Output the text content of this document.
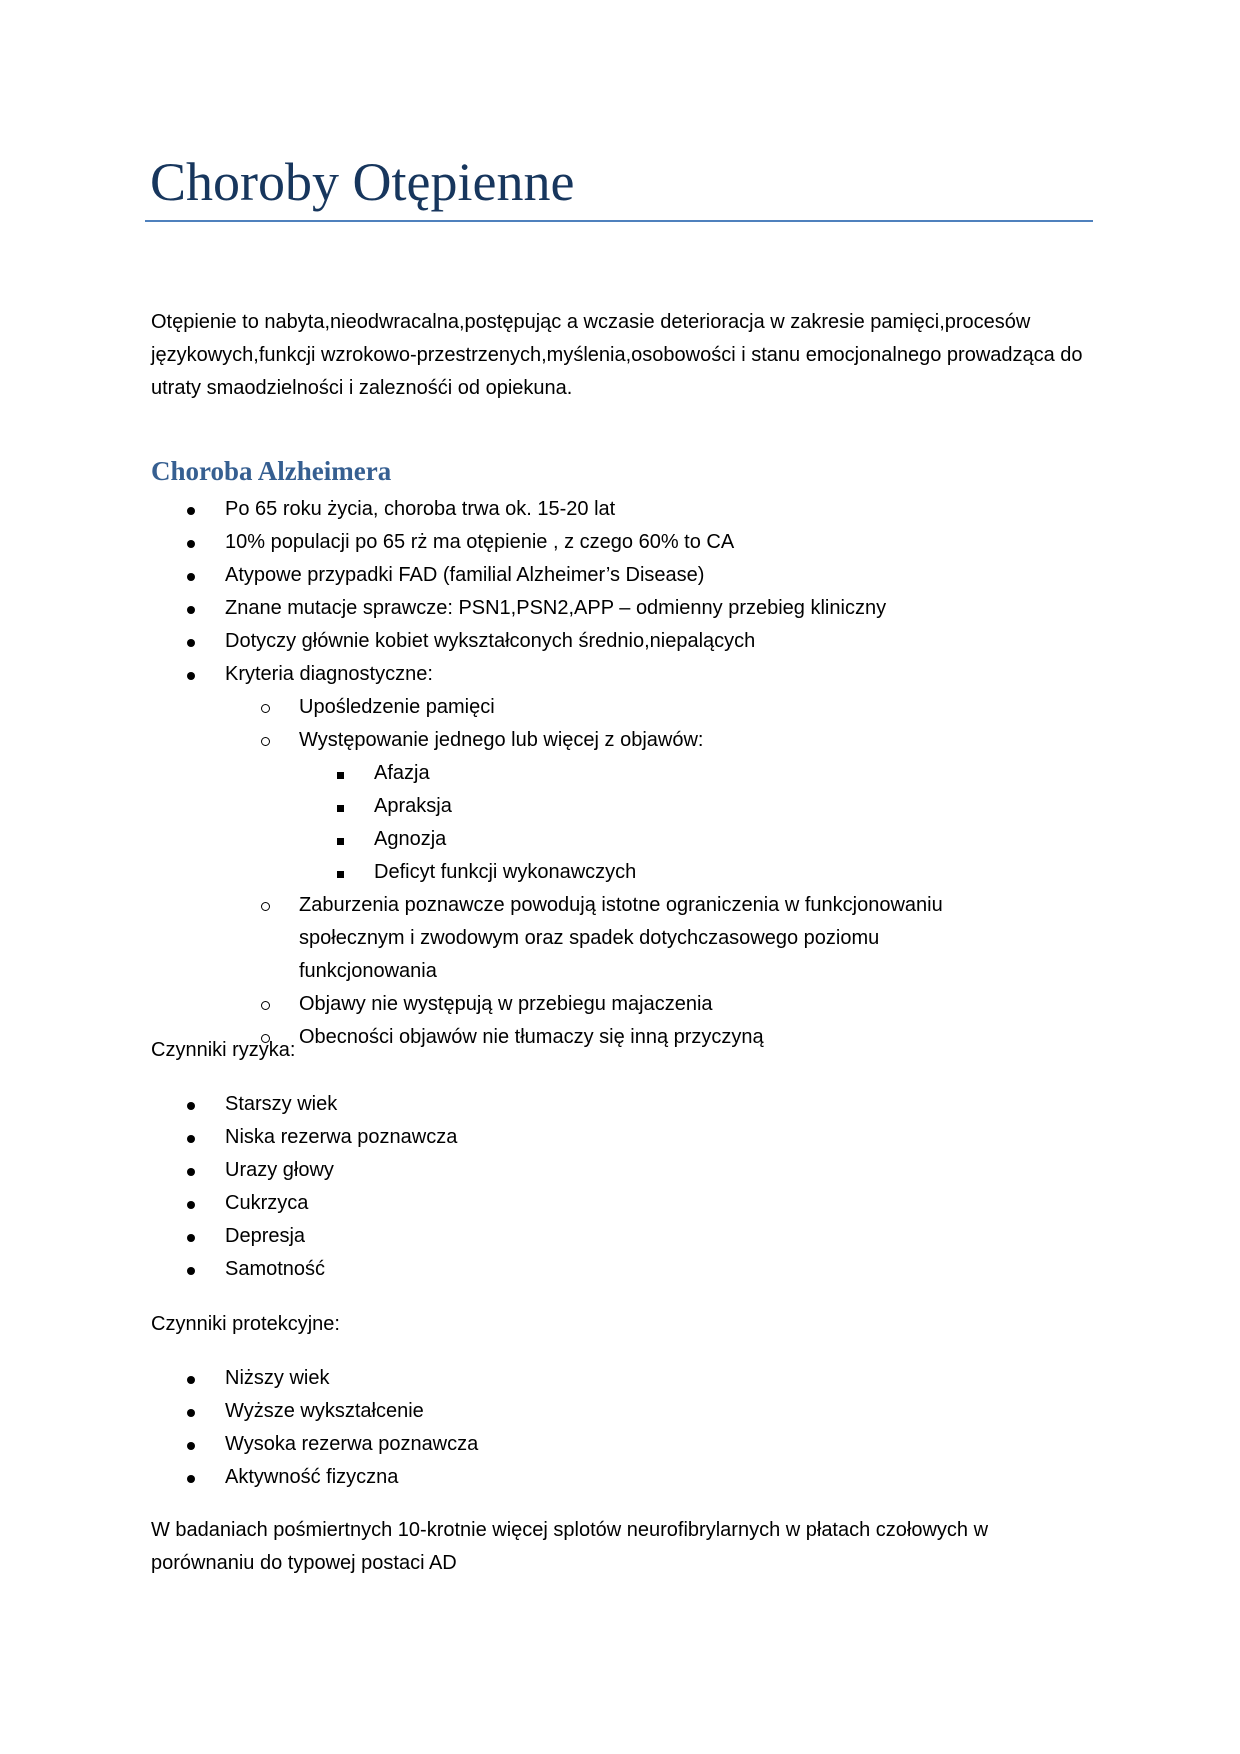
Choroby Otępienne
Otępienie to nabyta,nieodwracalna,postępując a wczasie deterioracja w zakresie pamięci,procesów językowych,funkcji wzrokowo-przestrzenych,myślenia,osobowości i stanu emocjonalnego prowadząca do utraty smaodzielności i zaleznośći od opiekuna.
Choroba Alzheimera
Po 65 roku życia, choroba trwa ok. 15-20 lat
10% populacji po 65 rż ma otępienie , z czego 60% to CA
Atypowe przypadki FAD (familial Alzheimer’s Disease)
Znane mutacje sprawcze: PSN1,PSN2,APP – odmienny przebieg kliniczny
Dotyczy głównie kobiet wykształconych średnio,niepalących
Kryteria diagnostyczne:
Upośledzenie pamięci
Występowanie jednego lub więcej z objawów:
Afazja
Apraksja
Agnozja
Deficyt funkcji wykonawczych
Zaburzenia poznawcze powodują istotne ograniczenia w funkcjonowaniu społecznym i zwodowym oraz spadek dotychczasowego poziomu funkcjonowania
Objawy nie występują w przebiegu majaczenia
Obecności objawów nie tłumaczy się inną przyczyną
Czynniki ryzyka:
Starszy wiek
Niska rezerwa poznawcza
Urazy głowy
Cukrzyca
Depresja
Samotność
Czynniki protekcyjne:
Niższy wiek
Wyższe wykształcenie
Wysoka rezerwa poznawcza
Aktywność fizyczna
W badaniach pośmiertnych 10-krotnie więcej splotów neurofibrylarnych w płatach czołowych w porównaniu do typowej postaci AD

- - - -

- [EXERCISE DIRECTIONS]
Transcribe the whole listing exactly. Pictures stay out of your copy.

- [ANSWER TO THE TASK]
Output the text content of this document.
Choroby Otępienne
Otępienie to nabyta,nieodwracalna,postępując a wczasie deterioracja w zakresie pamięci,procesów językowych,funkcji wzrokowo-przestrzenych,myślenia,osobowości i stanu emocjonalnego prowadząca do utraty smaodzielności i zaleznośći od opiekuna.
Choroba Alzheimera
Po 65 roku życia, choroba trwa ok. 15-20 lat
10% populacji po 65 rż ma otępienie , z czego 60% to CA
Atypowe przypadki FAD (familial Alzheimer’s Disease)
Znane mutacje sprawcze: PSN1,PSN2,APP – odmienny przebieg kliniczny
Dotyczy głównie kobiet wykształconych średnio,niepalących
Kryteria diagnostyczne:
Upośledzenie pamięci
Występowanie jednego lub więcej z objawów:
Afazja
Apraksja
Agnozja
Deficyt funkcji wykonawczych
Zaburzenia poznawcze powodują istotne ograniczenia w funkcjonowaniu społecznym i zwodowym oraz spadek dotychczasowego poziomu funkcjonowania
Objawy nie występują w przebiegu majaczenia
Obecności objawów nie tłumaczy się inną przyczyną
Czynniki ryzyka:
Starszy wiek
Niska rezerwa poznawcza
Urazy głowy
Cukrzyca
Depresja
Samotność
Czynniki protekcyjne:
Niższy wiek
Wyższe wykształcenie
Wysoka rezerwa poznawcza
Aktywność fizyczna
W badaniach pośmiertnych 10-krotnie więcej splotów neurofibrylarnych w płatach czołowych w porównaniu do typowej postaci AD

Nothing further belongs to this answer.